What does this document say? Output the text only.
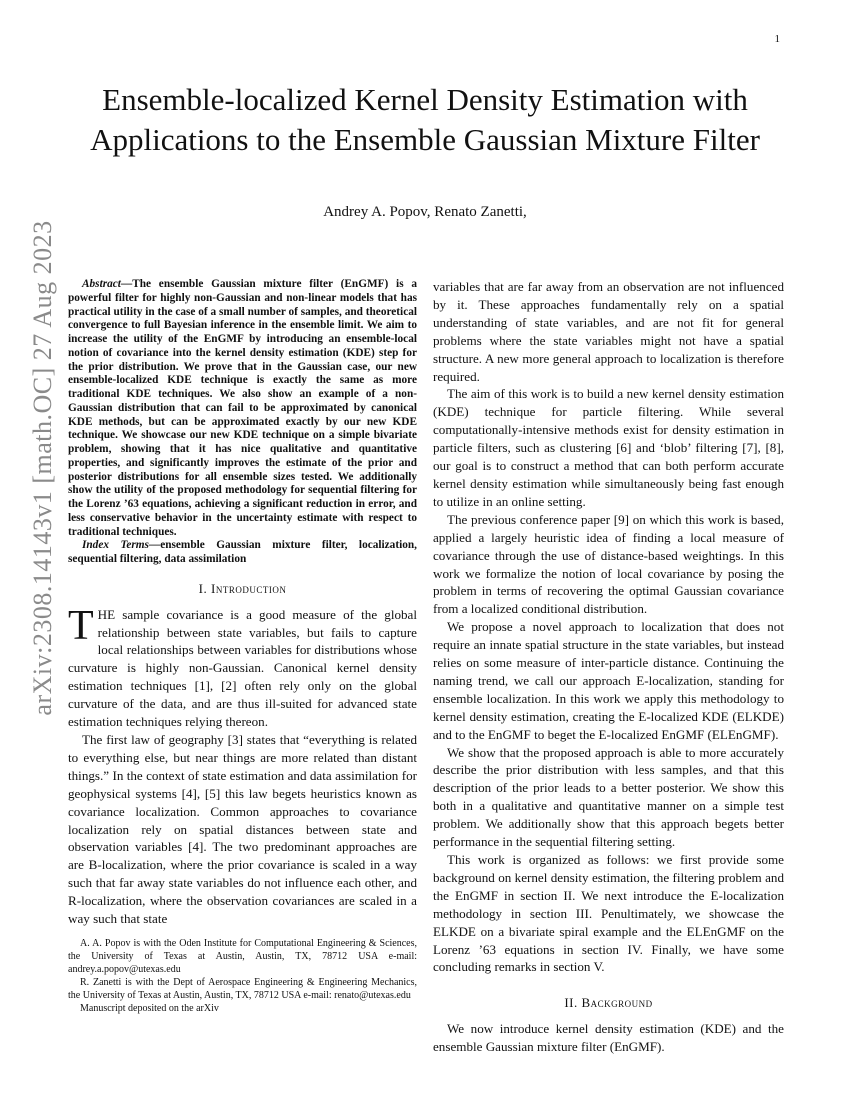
1
arXiv:2308.14143v1 [math.OC] 27 Aug 2023
Ensemble-localized Kernel Density Estimation with Applications to the Ensemble Gaussian Mixture Filter
Andrey A. Popov, Renato Zanetti,

Abstract—The ensemble Gaussian mixture filter (EnGMF) is a powerful filter for highly non-Gaussian and non-linear models that has practical utility in the case of a small number of samples, and theoretical convergence to full Bayesian inference in the ensemble limit. We aim to increase the utility of the EnGMF by introducing an ensemble-local notion of covariance into the kernel density estimation (KDE) step for the prior distribution. We prove that in the Gaussian case, our new ensemble-localized KDE technique is exactly the same as more traditional KDE techniques. We also show an example of a non-Gaussian distribution that can fail to be approximated by canonical KDE methods, but can be approximated exactly by our new KDE technique. We showcase our new KDE technique on a simple bivariate problem, showing that it has nice qualitative and quantitative properties, and significantly improves the estimate of the prior and posterior distributions for all ensemble sizes tested. We additionally show the utility of the proposed methodology for sequential filtering for the Lorenz ’63 equations, achieving a significant reduction in error, and less conservative behavior in the uncertainty estimate with respect to traditional techniques.

Index Terms—ensemble Gaussian mixture filter, localization, sequential filtering, data assimilation

I. Introduction

THE sample covariance is a good measure of the global relationship between state variables, but fails to capture local relationships between variables for distributions whose curvature is highly non-Gaussian. Canonical kernel density estimation techniques [1], [2] often rely only on the global curvature of the data, and are thus ill-suited for advanced state estimation techniques relying thereon.

The first law of geography [3] states that “everything is related to everything else, but near things are more related than distant things.” In the context of state estimation and data assimilation for geophysical systems [4], [5] this law begets heuristics known as covariance localization. Common approaches to covariance localization rely on spatial distances between state and observation variables [4]. The two predominant approaches are are B-localization, where the prior covariance is scaled in a way such that far away state variables do not influence each other, and R-localization, where the observation covariances are scaled in a way such that state

A. A. Popov is with the Oden Institute for Computational Engineering & Sciences, the University of Texas at Austin, Austin, TX, 78712 USA e-mail: andrey.a.popov@utexas.edu

R. Zanetti is with the Dept of Aerospace Engineering & Engineering Mechanics, the University of Texas at Austin, Austin, TX, 78712 USA e-mail: renato@utexas.edu

Manuscript deposited on the arXiv

variables that are far away from an observation are not influenced by it. These approaches fundamentally rely on a spatial understanding of state variables, and are not fit for general problems where the state variables might not have a spatial structure. A new more general approach to localization is therefore required.

The aim of this work is to build a new kernel density estimation (KDE) technique for particle filtering. While several computationally-intensive methods exist for density estimation in particle filters, such as clustering [6] and ‘blob’ filtering [7], [8], our goal is to construct a method that can both perform accurate kernel density estimation while simultaneously being fast enough to utilize in an online setting.

The previous conference paper [9] on which this work is based, applied a largely heuristic idea of finding a local measure of covariance through the use of distance-based weightings. In this work we formalize the notion of local covariance by posing the problem in terms of recovering the optimal Gaussian covariance from a localized conditional distribution.

We propose a novel approach to localization that does not require an innate spatial structure in the state variables, but instead relies on some measure of inter-particle distance. Continuing the naming trend, we call our approach E-localization, standing for ensemble localization. In this work we apply this methodology to kernel density estimation, creating the E-localized KDE (ELKDE) and to the EnGMF to beget the E-localized EnGMF (ELEnGMF).

We show that the proposed approach is able to more accurately describe the prior distribution with less samples, and that this description of the prior leads to a better posterior. We show this both in a qualitative and quantitative manner on a simple test problem. We additionally show that this approach begets better performance in the sequential filtering setting.

This work is organized as follows: we first provide some background on kernel density estimation, the filtering problem and the EnGMF in section II. We next introduce the E-localization methodology in section III. Penultimately, we showcase the ELKDE on a bivariate spiral example and the ELEnGMF on the Lorenz ’63 equations in section IV. Finally, we have some concluding remarks in section V.

II. Background

We now introduce kernel density estimation (KDE) and the ensemble Gaussian mixture filter (EnGMF).
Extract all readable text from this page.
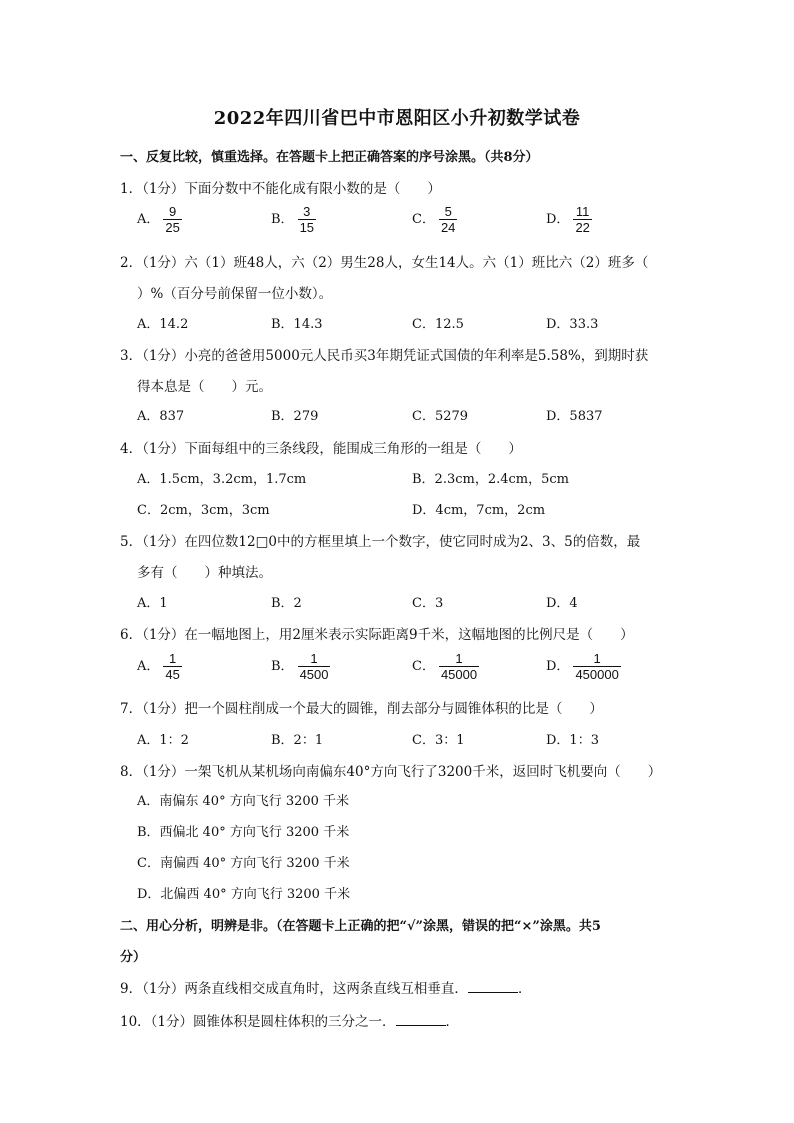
2022年四川省巴中市恩阳区小升初数学试卷
一、反复比较，慎重选择。在答题卡上把正确答案的序号涂黑。（共8分）
1．（1分）下面分数中不能化成有限小数的是（　　）
A． $\frac{9}{25}$	B． $\frac{3}{15}$	C． $\frac{5}{24}$	D． $\frac{11}{22}$
2．（1分）六（1）班48人，六（2）男生28人，女生14人。六（1）班比六（2）班多（
）%（百分号前保留一位小数）。
A．14.2	B．14.3	C．12.5	D．33.3
3．（1分）小亮的爸爸用5000元人民币买3年期凭证式国债的年利率是5.58%，到期时获
得本息是（　　）元。
A．837	B．279	C．5279	D．5837
4．（1分）下面每组中的三条线段，能围成三角形的一组是（　　）
A．1.5cm，3.2cm，1.7cm	B．2.3cm，2.4cm，5cm
C．2cm，3cm，3cm	D．4cm，7cm，2cm
5．（1分）在四位数12□0中的方框里填上一个数字，使它同时成为2、3、5的倍数，最
多有（　　）种填法。
A．1	B．2	C．3	D．4
6．（1分）在一幅地图上，用2厘米表示实际距离9千米，这幅地图的比例尺是（　　）
A． $\frac{1}{45}$	B． $\frac{1}{4500}$	C． $\frac{1}{45000}$	D． $\frac{1}{450000}$
7．（1分）把一个圆柱削成一个最大的圆锥，削去部分与圆锥体积的比是（　　）
A．1：2	B．2：1	C．3：1	D．1：3
8．（1分）一架飞机从某机场向南偏东40°方向飞行了3200千米，返回时飞机要向（　　）
A．南偏东 40° 方向飞行 3200 千米
B．西偏北 40° 方向飞行 3200 千米
C．南偏西 40° 方向飞行 3200 千米
D．北偏西 40° 方向飞行 3200 千米
二、用心分析，明辨是非。（在答题卡上正确的把“√”涂黑，错误的把“×”涂黑。共5
分）
9．（1分）两条直线相交成直角时，这两条直线互相垂直．	．
10．（1分）圆锥体积是圆柱体积的三分之一．	．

__________________________________________________

Pictures are not part of the copy; reproduce everything else in the records exactly.

What does this document say? Output the text only.
1
arXiv:2308.14143v1 [math.OC] 27 Aug 2023
Ensemble-localized Kernel Density Estimation with Applications to the Ensemble Gaussian Mixture Filter
Andrey A. Popov, Renato Zanetti,

Abstract—The ensemble Gaussian mixture filter (EnGMF) is a powerful filter for highly non-Gaussian and non-linear models that has practical utility in the case of a small number of samples, and theoretical convergence to full Bayesian inference in the ensemble limit. We aim to increase the utility of the EnGMF by introducing an ensemble-local notion of covariance into the kernel density estimation (KDE) step for the prior distribution. We prove that in the Gaussian case, our new ensemble-localized KDE technique is exactly the same as more traditional KDE techniques. We also show an example of a non-Gaussian distribution that can fail to be approximated by canonical KDE methods, but can be approximated exactly by our new KDE technique. We showcase our new KDE technique on a simple bivariate problem, showing that it has nice qualitative and quantitative properties, and significantly improves the estimate of the prior and posterior distributions for all ensemble sizes tested. We additionally show the utility of the proposed methodology for sequential filtering for the Lorenz ’63 equations, achieving a significant reduction in error, and less conservative behavior in the uncertainty estimate with respect to traditional techniques.

Index Terms—ensemble Gaussian mixture filter, localization, sequential filtering, data assimilation

I. Introduction

THE sample covariance is a good measure of the global relationship between state variables, but fails to capture local relationships between variables for distributions whose curvature is highly non-Gaussian. Canonical kernel density estimation techniques [1], [2] often rely only on the global curvature of the data, and are thus ill-suited for advanced state estimation techniques relying thereon.

The first law of geography [3] states that “everything is related to everything else, but near things are more related than distant things.” In the context of state estimation and data assimilation for geophysical systems [4], [5] this law begets heuristics known as covariance localization. Common approaches to covariance localization rely on spatial distances between state and observation variables [4]. The two predominant approaches are are B-localization, where the prior covariance is scaled in a way such that far away state variables do not influence each other, and R-localization, where the observation covariances are scaled in a way such that state

A. A. Popov is with the Oden Institute for Computational Engineering & Sciences, the University of Texas at Austin, Austin, TX, 78712 USA e-mail: andrey.a.popov@utexas.edu

R. Zanetti is with the Dept of Aerospace Engineering & Engineering Mechanics, the University of Texas at Austin, Austin, TX, 78712 USA e-mail: renato@utexas.edu

Manuscript deposited on the arXiv

variables that are far away from an observation are not influenced by it. These approaches fundamentally rely on a spatial understanding of state variables, and are not fit for general problems where the state variables might not have a spatial structure. A new more general approach to localization is therefore required.

The aim of this work is to build a new kernel density estimation (KDE) technique for particle filtering. While several computationally-intensive methods exist for density estimation in particle filters, such as clustering [6] and ‘blob’ filtering [7], [8], our goal is to construct a method that can both perform accurate kernel density estimation while simultaneously being fast enough to utilize in an online setting.

The previous conference paper [9] on which this work is based, applied a largely heuristic idea of finding a local measure of covariance through the use of distance-based weightings. In this work we formalize the notion of local covariance by posing the problem in terms of recovering the optimal Gaussian covariance from a localized conditional distribution.

We propose a novel approach to localization that does not require an innate spatial structure in the state variables, but instead relies on some measure of inter-particle distance. Continuing the naming trend, we call our approach E-localization, standing for ensemble localization. In this work we apply this methodology to kernel density estimation, creating the E-localized KDE (ELKDE) and to the EnGMF to beget the E-localized EnGMF (ELEnGMF).

We show that the proposed approach is able to more accurately describe the prior distribution with less samples, and that this description of the prior leads to a better posterior. We show this both in a qualitative and quantitative manner on a simple test problem. We additionally show that this approach begets better performance in the sequential filtering setting.

This work is organized as follows: we first provide some background on kernel density estimation, the filtering problem and the EnGMF in section II. We next introduce the E-localization methodology in section III. Penultimately, we showcase the ELKDE on a bivariate spiral example and the ELEnGMF on the Lorenz ’63 equations in section IV. Finally, we have some concluding remarks in section V.

II. Background

We now introduce kernel density estimation (KDE) and the ensemble Gaussian mixture filter (EnGMF).
Extract all readable text from this page.
2022年四川省巴中市恩阳区小升初数学试卷
一、反复比较，慎重选择。在答题卡上把正确答案的序号涂黑。（共8分）
1．（1分）下面分数中不能化成有限小数的是（　　）
A． $\frac{9}{25}$	B． $\frac{3}{15}$	C． $\frac{5}{24}$	D． $\frac{11}{22}$
2．（1分）六（1）班48人，六（2）男生28人，女生14人。六（1）班比六（2）班多（
）%（百分号前保留一位小数）。
A．14.2	B．14.3	C．12.5	D．33.3
3．（1分）小亮的爸爸用5000元人民币买3年期凭证式国债的年利率是5.58%，到期时获
得本息是（　　）元。
A．837	B．279	C．5279	D．5837
4．（1分）下面每组中的三条线段，能围成三角形的一组是（　　）
A．1.5cm，3.2cm，1.7cm	B．2.3cm，2.4cm，5cm
C．2cm，3cm，3cm	D．4cm，7cm，2cm
5．（1分）在四位数12□0中的方框里填上一个数字，使它同时成为2、3、5的倍数，最
多有（　　）种填法。
A．1	B．2	C．3	D．4
6．（1分）在一幅地图上，用2厘米表示实际距离9千米，这幅地图的比例尺是（　　）
A． $\frac{1}{45}$	B． $\frac{1}{4500}$	C． $\frac{1}{45000}$	D． $\frac{1}{450000}$
7．（1分）把一个圆柱削成一个最大的圆锥，削去部分与圆锥体积的比是（　　）
A．1：2	B．2：1	C．3：1	D．1：3
8．（1分）一架飞机从某机场向南偏东40°方向飞行了3200千米，返回时飞机要向（　　）
A．南偏东 40° 方向飞行 3200 千米
B．西偏北 40° 方向飞行 3200 千米
C．南偏西 40° 方向飞行 3200 千米
D．北偏西 40° 方向飞行 3200 千米
二、用心分析，明辨是非。（在答题卡上正确的把“√”涂黑，错误的把“×”涂黑。共5
分）
9．（1分）两条直线相交成直角时，这两条直线互相垂直．	．
10．（1分）圆锥体积是圆柱体积的三分之一．	．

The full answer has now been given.